Dataset rows about figures:
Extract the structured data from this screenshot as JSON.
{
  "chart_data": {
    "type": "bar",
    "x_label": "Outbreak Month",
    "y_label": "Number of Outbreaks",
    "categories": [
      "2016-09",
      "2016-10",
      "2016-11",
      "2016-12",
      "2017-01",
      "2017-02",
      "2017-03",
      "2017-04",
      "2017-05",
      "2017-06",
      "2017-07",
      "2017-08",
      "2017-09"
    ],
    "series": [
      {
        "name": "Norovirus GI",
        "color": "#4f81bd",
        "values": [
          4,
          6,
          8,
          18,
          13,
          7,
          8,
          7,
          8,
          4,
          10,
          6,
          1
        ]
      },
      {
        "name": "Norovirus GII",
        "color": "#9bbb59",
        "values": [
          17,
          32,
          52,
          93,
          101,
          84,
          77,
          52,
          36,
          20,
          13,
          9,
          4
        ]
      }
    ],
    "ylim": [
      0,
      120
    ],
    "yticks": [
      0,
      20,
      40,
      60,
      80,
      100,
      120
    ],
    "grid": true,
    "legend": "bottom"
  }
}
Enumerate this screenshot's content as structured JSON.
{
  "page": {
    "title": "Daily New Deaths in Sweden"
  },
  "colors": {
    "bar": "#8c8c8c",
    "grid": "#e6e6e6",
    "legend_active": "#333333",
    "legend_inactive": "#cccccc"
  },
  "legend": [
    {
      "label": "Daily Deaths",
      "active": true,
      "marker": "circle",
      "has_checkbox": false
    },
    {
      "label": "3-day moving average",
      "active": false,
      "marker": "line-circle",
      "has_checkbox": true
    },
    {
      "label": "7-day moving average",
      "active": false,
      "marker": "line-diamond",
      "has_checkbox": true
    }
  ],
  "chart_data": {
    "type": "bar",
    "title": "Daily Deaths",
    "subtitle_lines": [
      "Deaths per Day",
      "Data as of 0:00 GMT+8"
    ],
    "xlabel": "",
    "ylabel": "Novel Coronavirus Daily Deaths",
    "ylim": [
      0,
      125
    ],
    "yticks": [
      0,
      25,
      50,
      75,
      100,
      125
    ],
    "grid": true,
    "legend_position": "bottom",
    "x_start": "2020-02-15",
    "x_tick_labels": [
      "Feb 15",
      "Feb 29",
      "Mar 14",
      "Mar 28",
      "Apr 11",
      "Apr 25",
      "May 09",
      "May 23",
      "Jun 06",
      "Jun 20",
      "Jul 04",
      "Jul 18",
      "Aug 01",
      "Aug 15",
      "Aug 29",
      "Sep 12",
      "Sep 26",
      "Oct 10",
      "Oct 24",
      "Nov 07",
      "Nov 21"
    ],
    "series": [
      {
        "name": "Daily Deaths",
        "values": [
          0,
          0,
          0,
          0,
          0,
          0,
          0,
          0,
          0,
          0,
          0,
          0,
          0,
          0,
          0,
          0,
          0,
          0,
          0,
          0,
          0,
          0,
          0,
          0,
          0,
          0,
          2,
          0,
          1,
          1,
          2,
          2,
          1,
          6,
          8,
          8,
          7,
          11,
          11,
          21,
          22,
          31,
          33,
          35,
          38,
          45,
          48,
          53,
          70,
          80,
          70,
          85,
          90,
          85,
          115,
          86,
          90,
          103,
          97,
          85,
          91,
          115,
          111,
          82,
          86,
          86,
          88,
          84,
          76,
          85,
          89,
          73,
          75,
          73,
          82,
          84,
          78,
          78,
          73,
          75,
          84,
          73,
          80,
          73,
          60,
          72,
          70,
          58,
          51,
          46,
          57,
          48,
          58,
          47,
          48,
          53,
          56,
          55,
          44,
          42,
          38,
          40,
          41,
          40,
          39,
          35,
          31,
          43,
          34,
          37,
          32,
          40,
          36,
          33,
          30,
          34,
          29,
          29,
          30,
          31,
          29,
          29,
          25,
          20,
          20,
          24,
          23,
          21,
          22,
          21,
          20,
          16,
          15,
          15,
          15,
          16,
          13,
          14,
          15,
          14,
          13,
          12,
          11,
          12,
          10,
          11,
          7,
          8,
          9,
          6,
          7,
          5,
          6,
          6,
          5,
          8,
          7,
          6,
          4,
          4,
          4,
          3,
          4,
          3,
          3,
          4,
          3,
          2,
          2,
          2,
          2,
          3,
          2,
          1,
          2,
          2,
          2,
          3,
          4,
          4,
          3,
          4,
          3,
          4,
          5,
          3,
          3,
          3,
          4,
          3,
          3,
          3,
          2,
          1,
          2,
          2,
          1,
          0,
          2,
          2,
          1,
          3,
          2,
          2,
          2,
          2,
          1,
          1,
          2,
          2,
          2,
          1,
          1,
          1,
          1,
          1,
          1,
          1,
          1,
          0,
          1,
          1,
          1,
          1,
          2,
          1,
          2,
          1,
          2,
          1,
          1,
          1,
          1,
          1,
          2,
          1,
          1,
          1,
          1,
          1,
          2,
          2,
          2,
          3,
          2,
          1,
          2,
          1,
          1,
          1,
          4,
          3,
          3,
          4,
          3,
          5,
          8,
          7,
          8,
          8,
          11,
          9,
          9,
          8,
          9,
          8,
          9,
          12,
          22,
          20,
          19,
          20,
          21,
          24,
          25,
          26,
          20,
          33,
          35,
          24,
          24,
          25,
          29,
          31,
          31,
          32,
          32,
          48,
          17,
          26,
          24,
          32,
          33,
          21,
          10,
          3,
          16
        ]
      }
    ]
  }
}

Work instructions:
Your answer should be all lines from the data that contain "Daily".

Exercise answer:
    "title": "Daily New Deaths in Sweden"
      "label": "Daily Deaths",
    "title": "Daily Deaths",
    "ylabel": "Novel Coronavirus Daily Deaths",
        "name": "Daily Deaths",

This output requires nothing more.